--- Sumber ---

Naskah klasik Permainan Tradisional

Permainan anak bukan sekadar aktivitas hiburan, melainkan refleksi mendalam dari nilai, budaya, dan struktur sosial suatu masyarakat. Di tanah Jawa, dolanan anak telah menjadi bagian tak terpisahkan dari tradisi, yang jejaknya dapat ditelusuri melalui berbagai naskah klasik yang kaya makna. Dari permainan fisik hingga tembang dolanan, budaya bermain anak Jawa telah terdokumentasi secara historis oleh para pujangga dan sarjana, baik dari kalangan pribumi maupun kolonial. Naskah-naskah ini menjadi saksi betapa pentingnya dolanan anak dalam pembentukan karakter, kognisi, serta jati diri kolektif masyarakat Jawa.

--- Bahan Terkumpul ---

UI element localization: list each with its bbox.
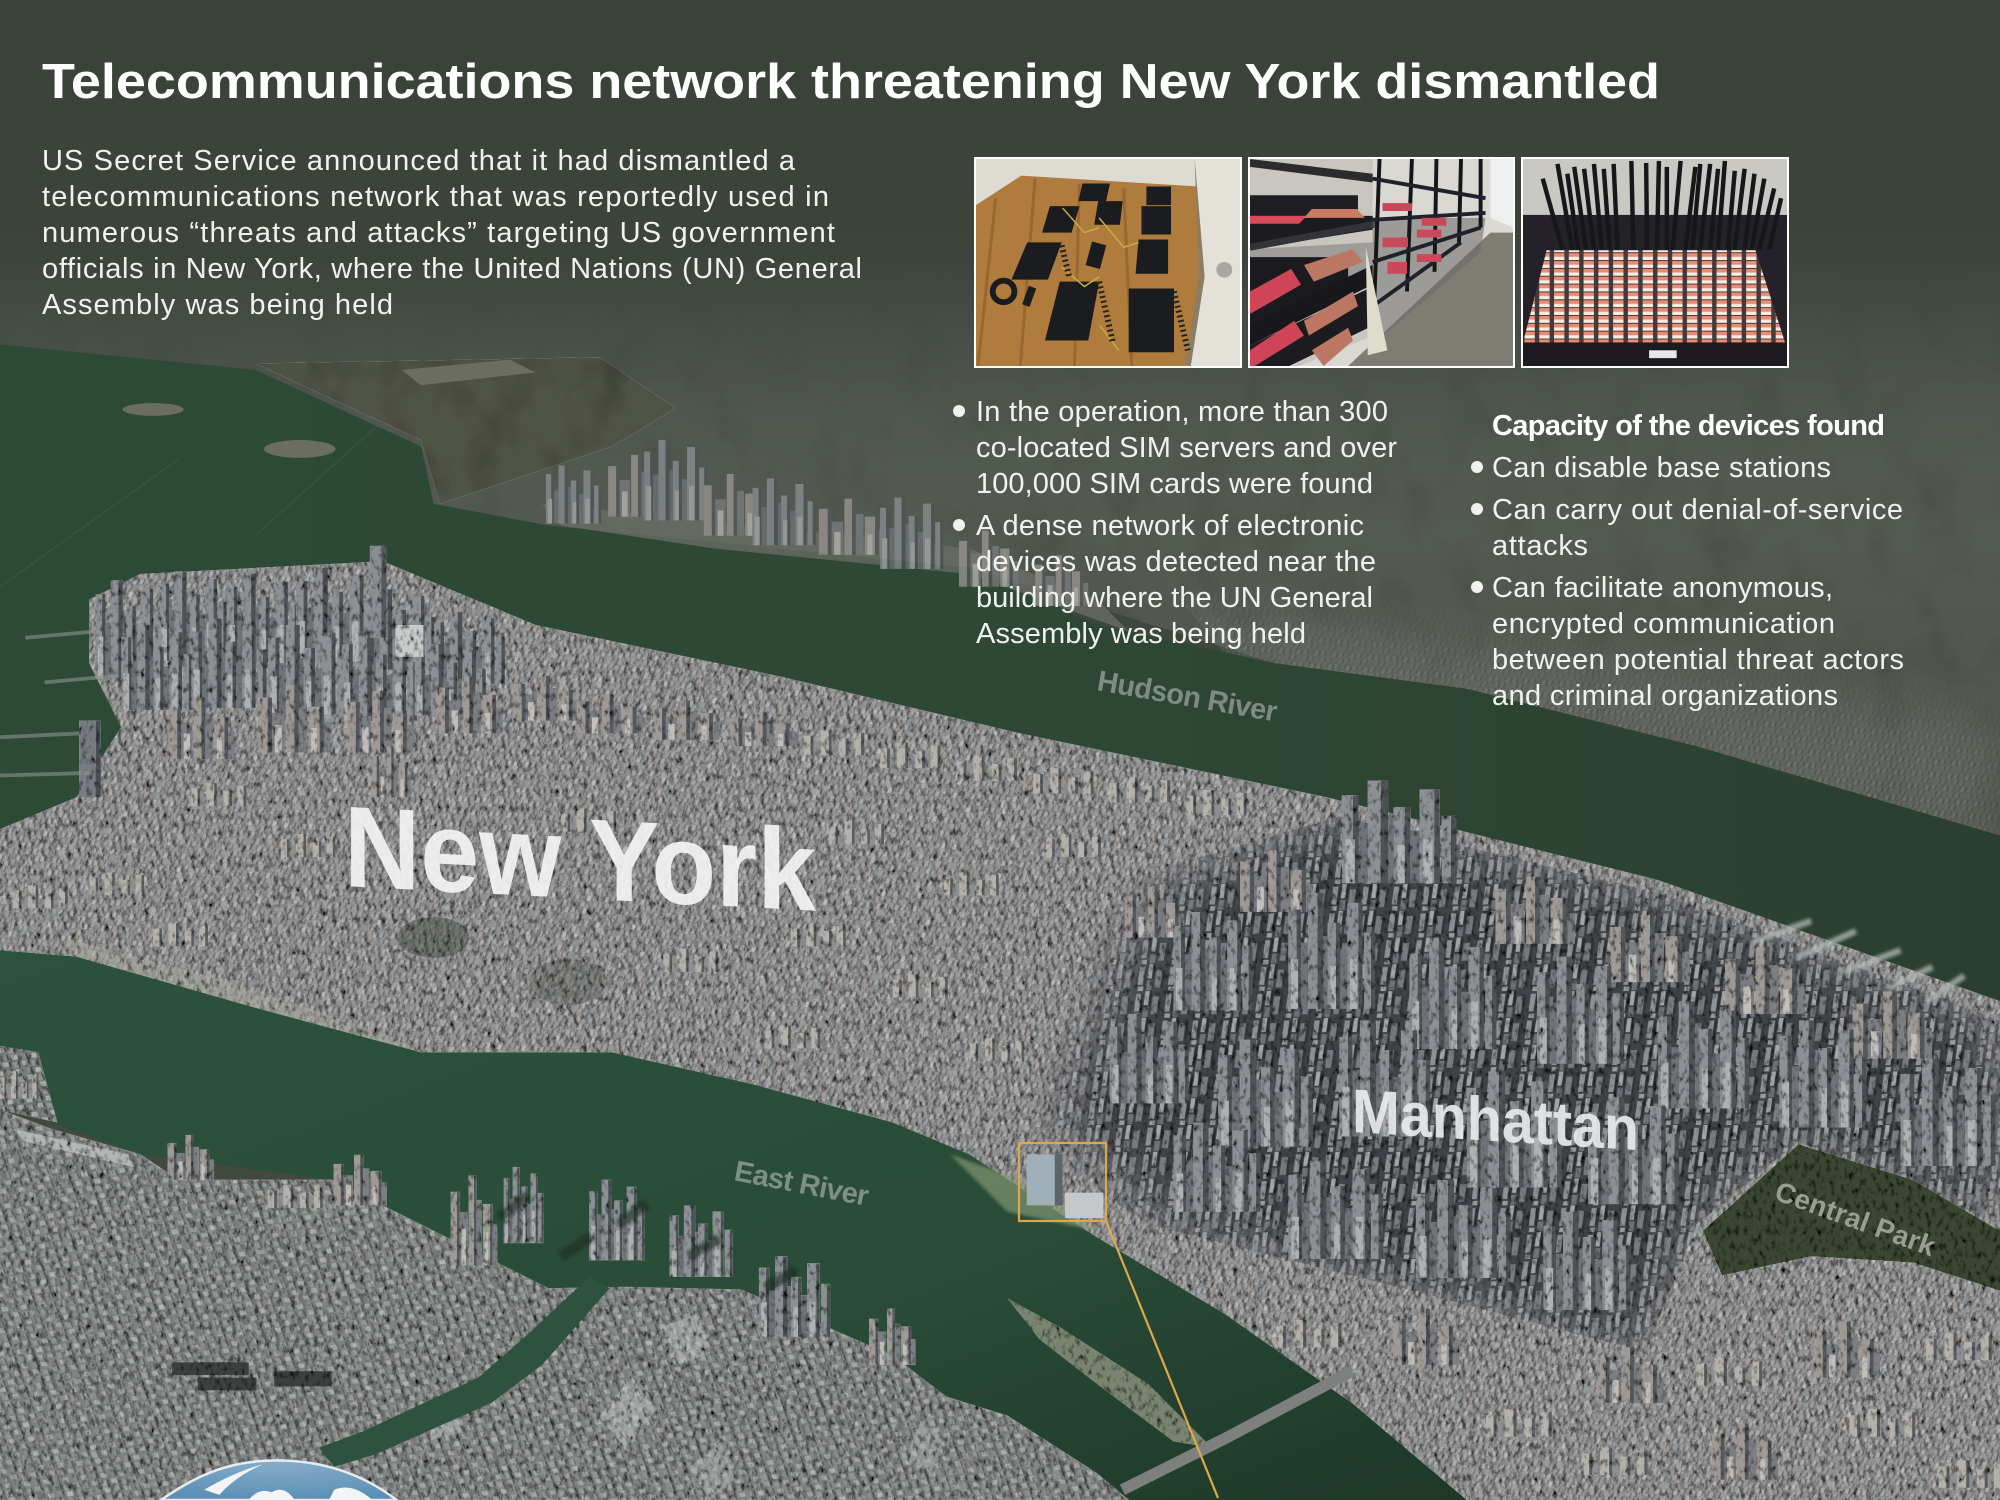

---

Petunjuk Latihan
Tuliskan kembali bagian teks tentang permainan tradisional yang dimulai dari "Permainan anak bukan" dan berakhir pada "kolektif masyarakat Jawa.", dengan menamai ulang "pujangga" menjadi "sastrawan".

Jawaban Latihan
Permainan anak bukan sekadar aktivitas hiburan, melainkan refleksi mendalam dari nilai, budaya, dan struktur sosial suatu masyarakat. Di tanah Jawa, dolanan anak telah menjadi bagian tak terpisahkan dari tradisi, yang jejaknya dapat ditelusuri melalui berbagai naskah klasik yang kaya makna. Dari permainan fisik hingga tembang dolanan, budaya bermain anak Jawa telah terdokumentasi secara historis oleh para sastrawan dan sarjana, baik dari kalangan pribumi maupun kolonial. Naskah-naskah ini menjadi saksi betapa pentingnya dolanan anak dalam pembentukan karakter, kognisi, serta jati diri kolektif masyarakat Jawa.